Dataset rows
BEGIN

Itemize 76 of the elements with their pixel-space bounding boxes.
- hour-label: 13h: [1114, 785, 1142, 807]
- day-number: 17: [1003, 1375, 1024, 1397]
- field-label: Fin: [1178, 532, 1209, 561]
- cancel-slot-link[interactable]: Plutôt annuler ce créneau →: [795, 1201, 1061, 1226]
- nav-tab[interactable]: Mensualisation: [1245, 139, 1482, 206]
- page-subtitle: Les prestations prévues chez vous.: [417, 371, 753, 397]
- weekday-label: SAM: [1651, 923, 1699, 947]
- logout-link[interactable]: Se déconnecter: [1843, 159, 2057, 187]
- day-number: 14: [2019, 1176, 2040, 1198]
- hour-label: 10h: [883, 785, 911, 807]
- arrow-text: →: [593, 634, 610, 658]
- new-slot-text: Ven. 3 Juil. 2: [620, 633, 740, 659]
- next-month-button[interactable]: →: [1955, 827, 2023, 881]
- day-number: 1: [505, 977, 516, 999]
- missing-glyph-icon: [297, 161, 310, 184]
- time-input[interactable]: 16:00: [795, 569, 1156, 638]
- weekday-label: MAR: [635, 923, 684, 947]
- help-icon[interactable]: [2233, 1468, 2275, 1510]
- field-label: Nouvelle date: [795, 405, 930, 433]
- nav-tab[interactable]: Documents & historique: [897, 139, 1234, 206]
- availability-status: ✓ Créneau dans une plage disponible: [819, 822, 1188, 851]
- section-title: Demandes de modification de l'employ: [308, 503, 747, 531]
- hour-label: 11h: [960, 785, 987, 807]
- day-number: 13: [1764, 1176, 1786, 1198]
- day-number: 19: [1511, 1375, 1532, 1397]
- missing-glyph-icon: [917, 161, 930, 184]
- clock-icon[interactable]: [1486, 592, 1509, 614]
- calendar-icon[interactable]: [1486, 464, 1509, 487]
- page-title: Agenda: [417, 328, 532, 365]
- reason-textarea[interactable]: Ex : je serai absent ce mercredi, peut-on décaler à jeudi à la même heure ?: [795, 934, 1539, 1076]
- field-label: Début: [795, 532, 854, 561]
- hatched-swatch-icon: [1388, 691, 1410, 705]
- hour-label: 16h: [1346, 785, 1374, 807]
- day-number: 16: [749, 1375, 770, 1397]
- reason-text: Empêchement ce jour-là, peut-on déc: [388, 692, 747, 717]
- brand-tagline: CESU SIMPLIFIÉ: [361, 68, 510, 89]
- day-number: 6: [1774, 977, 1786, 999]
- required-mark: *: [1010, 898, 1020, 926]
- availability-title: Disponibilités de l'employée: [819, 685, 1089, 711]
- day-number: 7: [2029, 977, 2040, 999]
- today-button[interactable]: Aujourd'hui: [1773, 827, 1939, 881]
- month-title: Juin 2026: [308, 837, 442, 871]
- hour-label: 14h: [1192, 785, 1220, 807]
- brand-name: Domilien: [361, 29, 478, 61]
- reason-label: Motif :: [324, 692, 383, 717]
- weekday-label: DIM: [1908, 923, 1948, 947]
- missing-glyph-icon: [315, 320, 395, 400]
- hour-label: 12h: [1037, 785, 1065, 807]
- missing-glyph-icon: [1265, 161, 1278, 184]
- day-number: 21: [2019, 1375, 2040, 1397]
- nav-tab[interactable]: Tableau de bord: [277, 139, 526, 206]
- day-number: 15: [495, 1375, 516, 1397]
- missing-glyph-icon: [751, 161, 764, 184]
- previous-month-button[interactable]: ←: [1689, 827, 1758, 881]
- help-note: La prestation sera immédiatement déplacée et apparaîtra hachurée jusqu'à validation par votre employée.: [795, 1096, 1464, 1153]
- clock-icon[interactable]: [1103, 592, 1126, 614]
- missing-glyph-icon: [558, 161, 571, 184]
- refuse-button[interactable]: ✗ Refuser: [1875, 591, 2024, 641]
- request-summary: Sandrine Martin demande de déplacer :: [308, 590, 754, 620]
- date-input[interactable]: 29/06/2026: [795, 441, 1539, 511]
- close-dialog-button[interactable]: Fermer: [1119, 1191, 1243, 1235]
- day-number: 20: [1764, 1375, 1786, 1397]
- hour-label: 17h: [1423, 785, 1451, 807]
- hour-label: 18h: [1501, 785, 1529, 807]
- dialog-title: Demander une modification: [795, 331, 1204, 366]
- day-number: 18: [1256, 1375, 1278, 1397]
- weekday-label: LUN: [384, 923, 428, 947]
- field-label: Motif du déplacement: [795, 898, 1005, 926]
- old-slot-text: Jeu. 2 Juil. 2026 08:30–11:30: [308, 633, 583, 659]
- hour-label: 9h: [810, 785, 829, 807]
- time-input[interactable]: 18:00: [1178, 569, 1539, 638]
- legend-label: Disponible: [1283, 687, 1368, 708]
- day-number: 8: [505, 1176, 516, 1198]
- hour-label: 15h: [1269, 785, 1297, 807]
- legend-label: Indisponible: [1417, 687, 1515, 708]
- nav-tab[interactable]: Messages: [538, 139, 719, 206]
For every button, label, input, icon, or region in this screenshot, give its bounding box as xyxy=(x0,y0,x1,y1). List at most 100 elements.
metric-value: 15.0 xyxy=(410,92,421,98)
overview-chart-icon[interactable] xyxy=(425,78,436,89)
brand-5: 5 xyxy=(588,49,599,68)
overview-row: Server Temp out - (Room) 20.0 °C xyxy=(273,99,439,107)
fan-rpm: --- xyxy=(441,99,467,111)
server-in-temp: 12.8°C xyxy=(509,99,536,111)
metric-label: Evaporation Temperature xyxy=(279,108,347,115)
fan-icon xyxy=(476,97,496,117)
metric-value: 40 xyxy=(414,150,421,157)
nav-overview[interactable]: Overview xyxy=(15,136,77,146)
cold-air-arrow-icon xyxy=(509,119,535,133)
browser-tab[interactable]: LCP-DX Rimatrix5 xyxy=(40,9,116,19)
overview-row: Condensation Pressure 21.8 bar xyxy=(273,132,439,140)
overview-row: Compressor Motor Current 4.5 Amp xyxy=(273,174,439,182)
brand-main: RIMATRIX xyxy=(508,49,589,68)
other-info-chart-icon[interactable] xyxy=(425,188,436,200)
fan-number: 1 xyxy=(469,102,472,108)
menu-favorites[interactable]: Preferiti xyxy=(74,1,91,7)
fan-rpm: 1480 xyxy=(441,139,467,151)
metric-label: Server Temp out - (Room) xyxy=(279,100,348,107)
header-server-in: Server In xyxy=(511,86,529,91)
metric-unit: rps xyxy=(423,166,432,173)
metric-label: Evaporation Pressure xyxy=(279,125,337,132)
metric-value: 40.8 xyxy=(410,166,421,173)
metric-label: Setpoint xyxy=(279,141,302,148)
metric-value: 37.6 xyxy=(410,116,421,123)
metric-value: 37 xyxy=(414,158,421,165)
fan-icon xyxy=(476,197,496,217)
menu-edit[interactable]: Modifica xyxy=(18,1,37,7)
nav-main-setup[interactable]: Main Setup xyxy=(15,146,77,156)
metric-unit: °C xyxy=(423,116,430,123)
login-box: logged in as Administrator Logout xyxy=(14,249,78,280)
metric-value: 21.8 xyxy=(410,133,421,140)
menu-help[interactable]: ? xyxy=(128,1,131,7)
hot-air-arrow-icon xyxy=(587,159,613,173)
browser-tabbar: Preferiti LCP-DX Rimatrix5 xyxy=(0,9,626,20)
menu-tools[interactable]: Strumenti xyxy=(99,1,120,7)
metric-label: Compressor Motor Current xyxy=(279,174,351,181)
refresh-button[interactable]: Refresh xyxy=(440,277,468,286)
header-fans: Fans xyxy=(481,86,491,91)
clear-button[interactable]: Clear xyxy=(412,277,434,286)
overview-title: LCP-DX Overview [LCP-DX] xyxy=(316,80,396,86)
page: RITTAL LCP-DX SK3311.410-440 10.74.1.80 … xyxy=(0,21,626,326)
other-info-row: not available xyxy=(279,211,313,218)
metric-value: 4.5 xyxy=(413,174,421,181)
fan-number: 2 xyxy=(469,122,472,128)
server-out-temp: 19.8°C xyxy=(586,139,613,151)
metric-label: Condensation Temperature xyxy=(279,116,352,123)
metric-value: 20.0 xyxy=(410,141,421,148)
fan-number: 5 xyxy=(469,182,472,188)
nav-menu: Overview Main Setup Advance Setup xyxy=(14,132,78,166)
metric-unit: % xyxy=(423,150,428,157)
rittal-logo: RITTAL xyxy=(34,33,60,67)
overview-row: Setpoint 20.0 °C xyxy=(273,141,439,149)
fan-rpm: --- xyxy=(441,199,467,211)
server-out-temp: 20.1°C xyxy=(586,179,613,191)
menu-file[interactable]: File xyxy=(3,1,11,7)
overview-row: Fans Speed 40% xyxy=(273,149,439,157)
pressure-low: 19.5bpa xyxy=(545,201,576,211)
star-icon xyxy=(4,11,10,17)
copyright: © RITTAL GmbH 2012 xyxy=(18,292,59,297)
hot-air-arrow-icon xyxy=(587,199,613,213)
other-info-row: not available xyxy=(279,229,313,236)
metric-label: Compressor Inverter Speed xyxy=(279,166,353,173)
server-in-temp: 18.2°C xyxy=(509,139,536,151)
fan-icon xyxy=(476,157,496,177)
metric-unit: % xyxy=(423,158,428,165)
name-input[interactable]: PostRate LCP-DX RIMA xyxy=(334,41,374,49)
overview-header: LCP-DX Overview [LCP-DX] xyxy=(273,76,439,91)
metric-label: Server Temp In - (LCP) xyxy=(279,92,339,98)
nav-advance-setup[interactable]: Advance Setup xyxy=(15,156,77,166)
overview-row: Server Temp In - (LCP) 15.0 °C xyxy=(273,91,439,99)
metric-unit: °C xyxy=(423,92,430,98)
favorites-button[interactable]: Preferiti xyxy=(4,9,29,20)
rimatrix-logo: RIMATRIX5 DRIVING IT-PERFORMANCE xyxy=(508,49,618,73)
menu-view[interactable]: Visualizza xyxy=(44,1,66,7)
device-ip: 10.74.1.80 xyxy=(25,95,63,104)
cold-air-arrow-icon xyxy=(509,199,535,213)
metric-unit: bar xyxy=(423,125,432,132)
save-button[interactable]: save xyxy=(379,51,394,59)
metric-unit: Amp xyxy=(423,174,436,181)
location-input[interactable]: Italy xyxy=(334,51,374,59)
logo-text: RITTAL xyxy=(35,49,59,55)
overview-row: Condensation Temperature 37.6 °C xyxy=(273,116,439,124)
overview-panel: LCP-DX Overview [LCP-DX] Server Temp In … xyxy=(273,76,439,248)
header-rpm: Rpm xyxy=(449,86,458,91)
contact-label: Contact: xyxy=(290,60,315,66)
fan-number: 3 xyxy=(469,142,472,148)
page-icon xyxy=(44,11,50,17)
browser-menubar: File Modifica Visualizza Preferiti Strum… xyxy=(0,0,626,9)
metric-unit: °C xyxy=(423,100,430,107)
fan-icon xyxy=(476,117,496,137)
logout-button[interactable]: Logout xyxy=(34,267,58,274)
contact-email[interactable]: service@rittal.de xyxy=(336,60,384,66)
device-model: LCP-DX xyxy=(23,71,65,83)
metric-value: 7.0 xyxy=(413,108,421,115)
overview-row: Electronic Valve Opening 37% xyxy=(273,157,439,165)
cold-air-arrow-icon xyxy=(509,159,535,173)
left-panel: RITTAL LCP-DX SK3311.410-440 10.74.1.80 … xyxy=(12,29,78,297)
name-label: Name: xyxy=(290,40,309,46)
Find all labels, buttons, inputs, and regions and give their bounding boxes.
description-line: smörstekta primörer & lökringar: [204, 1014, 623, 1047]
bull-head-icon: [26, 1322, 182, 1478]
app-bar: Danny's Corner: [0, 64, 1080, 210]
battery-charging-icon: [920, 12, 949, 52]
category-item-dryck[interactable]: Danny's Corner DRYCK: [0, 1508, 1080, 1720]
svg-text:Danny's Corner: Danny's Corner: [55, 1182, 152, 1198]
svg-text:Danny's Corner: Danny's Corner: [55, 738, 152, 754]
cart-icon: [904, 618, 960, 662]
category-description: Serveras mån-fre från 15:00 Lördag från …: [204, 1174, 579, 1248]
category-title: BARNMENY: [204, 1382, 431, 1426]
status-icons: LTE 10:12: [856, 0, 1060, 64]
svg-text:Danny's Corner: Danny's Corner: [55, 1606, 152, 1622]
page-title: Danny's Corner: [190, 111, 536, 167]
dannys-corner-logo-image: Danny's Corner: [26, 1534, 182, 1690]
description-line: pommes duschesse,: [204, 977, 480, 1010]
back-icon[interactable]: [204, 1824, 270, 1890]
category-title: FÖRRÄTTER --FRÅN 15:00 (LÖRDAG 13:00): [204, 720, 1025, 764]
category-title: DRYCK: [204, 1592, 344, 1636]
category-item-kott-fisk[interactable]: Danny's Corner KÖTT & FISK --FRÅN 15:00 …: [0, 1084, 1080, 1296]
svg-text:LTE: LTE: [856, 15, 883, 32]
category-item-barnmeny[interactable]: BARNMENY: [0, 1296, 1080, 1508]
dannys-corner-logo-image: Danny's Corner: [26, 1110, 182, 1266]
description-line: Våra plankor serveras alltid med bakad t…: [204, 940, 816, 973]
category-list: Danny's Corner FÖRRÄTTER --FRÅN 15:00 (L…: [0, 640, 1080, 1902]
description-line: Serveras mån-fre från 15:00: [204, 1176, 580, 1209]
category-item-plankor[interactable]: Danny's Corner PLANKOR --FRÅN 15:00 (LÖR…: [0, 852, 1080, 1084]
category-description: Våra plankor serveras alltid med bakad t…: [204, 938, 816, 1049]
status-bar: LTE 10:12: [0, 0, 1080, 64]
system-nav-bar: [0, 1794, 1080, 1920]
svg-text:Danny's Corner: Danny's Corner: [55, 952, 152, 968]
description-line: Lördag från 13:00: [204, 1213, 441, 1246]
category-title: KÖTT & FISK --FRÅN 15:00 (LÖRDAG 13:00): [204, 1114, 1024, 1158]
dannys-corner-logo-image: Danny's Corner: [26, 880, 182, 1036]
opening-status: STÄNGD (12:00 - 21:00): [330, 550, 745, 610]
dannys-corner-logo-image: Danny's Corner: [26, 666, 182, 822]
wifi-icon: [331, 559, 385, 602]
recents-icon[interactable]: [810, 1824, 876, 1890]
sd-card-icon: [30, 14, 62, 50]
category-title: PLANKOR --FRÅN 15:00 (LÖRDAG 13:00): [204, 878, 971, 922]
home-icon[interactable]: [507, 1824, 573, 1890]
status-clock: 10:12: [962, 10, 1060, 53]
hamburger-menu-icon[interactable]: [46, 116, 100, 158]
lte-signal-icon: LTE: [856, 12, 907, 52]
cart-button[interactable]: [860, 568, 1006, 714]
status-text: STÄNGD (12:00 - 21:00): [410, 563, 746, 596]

END

## INSTRUCTIONS TO FOLLOW
Output these lines exactly, starting at the first line of the records and ending at the line that contains "- help-icon[interactable]: [2233, 1468, 2275, 1510]".

## ANSWER TO THE EXERCISE
Itemize 76 of the elements with their pixel-space bounding boxes.
- hour-label: 13h: [1114, 785, 1142, 807]
- day-number: 17: [1003, 1375, 1024, 1397]
- field-label: Fin: [1178, 532, 1209, 561]
- cancel-slot-link[interactable]: Plutôt annuler ce créneau →: [795, 1201, 1061, 1226]
- nav-tab[interactable]: Mensualisation: [1245, 139, 1482, 206]
- page-subtitle: Les prestations prévues chez vous.: [417, 371, 753, 397]
- weekday-label: SAM: [1651, 923, 1699, 947]
- logout-link[interactable]: Se déconnecter: [1843, 159, 2057, 187]
- day-number: 14: [2019, 1176, 2040, 1198]
- hour-label: 10h: [883, 785, 911, 807]
- arrow-text: →: [593, 634, 610, 658]
- new-slot-text: Ven. 3 Juil. 2: [620, 633, 740, 659]
- next-month-button[interactable]: →: [1955, 827, 2023, 881]
- day-number: 1: [505, 977, 516, 999]
- missing-glyph-icon: [297, 161, 310, 184]
- time-input[interactable]: 16:00: [795, 569, 1156, 638]
- weekday-label: MAR: [635, 923, 684, 947]
- help-icon[interactable]: [2233, 1468, 2275, 1510]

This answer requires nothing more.